» WRITTEN INSTRUCTION
Wherever a line holds the word "Revenues", copy that line out.

Data items:
============================================================
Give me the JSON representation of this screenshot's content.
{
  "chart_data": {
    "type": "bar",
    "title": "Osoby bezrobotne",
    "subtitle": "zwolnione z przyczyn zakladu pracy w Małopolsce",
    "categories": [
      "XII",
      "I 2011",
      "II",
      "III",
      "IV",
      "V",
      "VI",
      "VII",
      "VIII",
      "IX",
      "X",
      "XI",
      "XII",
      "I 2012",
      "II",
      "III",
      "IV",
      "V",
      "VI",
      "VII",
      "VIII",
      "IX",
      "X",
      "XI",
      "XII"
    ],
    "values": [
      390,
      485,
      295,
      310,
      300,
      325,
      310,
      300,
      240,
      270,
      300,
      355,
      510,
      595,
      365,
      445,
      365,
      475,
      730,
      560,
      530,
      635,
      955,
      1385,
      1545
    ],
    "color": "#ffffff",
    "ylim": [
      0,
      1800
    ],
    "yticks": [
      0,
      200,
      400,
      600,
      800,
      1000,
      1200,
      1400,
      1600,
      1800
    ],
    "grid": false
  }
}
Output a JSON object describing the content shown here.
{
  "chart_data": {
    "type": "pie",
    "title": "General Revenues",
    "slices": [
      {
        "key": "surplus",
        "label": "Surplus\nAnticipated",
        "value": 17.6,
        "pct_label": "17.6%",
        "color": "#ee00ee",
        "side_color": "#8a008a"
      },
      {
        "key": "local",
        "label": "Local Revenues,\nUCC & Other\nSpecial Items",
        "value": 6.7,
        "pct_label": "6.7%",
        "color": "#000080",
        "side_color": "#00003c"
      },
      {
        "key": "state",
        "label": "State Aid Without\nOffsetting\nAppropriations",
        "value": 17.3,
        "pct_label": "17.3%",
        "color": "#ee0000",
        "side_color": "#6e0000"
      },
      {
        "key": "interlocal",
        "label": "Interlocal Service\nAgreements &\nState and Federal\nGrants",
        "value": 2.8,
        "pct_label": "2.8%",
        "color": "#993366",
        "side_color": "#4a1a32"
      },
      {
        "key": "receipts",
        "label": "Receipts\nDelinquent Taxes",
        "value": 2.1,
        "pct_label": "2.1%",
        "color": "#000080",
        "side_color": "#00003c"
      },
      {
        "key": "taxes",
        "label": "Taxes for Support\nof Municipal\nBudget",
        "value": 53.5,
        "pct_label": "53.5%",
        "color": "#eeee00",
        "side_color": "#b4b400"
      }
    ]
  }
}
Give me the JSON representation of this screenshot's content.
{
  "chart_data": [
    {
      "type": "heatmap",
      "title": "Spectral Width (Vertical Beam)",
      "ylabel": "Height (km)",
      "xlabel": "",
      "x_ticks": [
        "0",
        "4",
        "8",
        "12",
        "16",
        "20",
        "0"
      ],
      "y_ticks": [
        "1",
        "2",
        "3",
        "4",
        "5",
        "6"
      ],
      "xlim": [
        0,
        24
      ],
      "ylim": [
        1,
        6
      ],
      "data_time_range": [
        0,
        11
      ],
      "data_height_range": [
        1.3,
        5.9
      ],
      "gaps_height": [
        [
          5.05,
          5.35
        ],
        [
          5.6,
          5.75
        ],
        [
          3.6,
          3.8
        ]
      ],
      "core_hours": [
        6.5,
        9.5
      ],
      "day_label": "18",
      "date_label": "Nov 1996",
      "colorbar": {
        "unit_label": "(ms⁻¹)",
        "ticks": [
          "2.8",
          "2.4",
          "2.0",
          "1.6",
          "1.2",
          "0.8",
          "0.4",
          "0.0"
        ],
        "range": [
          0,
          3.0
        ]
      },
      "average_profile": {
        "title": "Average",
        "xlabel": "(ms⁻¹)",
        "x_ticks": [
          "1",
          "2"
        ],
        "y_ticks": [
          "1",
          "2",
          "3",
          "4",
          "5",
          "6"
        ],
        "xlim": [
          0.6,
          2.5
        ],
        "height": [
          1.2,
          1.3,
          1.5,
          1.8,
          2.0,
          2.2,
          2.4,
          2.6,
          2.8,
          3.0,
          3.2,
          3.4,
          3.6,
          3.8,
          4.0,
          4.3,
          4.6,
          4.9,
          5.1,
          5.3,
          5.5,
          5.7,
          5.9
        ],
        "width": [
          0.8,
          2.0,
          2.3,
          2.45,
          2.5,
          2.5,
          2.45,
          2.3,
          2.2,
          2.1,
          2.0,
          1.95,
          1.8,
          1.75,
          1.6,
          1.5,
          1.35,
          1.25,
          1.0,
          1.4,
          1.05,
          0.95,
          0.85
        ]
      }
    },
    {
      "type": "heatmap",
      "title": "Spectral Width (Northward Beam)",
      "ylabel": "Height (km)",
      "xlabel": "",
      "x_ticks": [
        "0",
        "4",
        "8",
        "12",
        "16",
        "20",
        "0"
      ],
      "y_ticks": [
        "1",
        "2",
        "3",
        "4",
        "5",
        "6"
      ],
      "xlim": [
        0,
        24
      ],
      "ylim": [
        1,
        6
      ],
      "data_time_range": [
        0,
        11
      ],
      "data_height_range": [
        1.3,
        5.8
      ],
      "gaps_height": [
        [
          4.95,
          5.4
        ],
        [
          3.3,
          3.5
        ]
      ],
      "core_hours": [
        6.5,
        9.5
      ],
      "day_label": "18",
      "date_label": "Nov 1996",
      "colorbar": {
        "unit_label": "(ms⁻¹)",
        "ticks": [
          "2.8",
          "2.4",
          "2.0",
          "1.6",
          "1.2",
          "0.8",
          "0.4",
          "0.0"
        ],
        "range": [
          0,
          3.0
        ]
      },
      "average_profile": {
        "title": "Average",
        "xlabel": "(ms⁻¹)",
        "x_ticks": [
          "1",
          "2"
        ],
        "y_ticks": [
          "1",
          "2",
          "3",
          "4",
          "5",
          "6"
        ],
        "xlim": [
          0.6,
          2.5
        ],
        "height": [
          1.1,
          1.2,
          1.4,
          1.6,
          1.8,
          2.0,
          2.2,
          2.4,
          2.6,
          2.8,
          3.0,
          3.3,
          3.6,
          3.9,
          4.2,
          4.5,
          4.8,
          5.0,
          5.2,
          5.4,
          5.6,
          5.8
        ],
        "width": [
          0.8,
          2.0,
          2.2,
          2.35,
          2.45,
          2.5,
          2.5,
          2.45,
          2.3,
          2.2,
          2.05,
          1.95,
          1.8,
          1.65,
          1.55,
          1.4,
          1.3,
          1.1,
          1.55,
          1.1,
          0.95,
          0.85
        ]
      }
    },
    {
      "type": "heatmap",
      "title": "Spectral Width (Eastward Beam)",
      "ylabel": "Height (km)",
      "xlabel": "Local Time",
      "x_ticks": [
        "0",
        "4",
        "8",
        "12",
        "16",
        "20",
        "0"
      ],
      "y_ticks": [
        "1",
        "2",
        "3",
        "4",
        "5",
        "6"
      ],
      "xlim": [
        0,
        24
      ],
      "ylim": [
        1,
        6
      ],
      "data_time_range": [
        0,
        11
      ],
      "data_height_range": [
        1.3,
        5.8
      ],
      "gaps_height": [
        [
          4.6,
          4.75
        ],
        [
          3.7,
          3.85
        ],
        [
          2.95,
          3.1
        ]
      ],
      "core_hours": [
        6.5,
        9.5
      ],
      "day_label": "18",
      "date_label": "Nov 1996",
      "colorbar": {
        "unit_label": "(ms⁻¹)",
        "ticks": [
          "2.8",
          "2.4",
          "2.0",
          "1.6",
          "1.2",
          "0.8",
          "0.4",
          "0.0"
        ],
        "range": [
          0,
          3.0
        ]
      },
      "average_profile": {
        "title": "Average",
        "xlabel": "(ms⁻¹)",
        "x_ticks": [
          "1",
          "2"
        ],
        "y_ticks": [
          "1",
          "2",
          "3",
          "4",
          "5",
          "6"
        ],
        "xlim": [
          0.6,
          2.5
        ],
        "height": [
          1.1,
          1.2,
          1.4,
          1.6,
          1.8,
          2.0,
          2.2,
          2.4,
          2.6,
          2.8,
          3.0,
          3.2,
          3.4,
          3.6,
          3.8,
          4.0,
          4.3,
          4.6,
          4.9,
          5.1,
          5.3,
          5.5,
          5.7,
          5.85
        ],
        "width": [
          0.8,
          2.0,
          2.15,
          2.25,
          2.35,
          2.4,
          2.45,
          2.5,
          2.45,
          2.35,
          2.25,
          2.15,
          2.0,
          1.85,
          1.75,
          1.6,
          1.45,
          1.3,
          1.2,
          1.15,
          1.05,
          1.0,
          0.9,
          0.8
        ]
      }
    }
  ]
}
============================================================
» TASK OUTPUT
    "title": "General Revenues",
        "label": "Local Revenues,\nUCC & Other\nSpecial Items",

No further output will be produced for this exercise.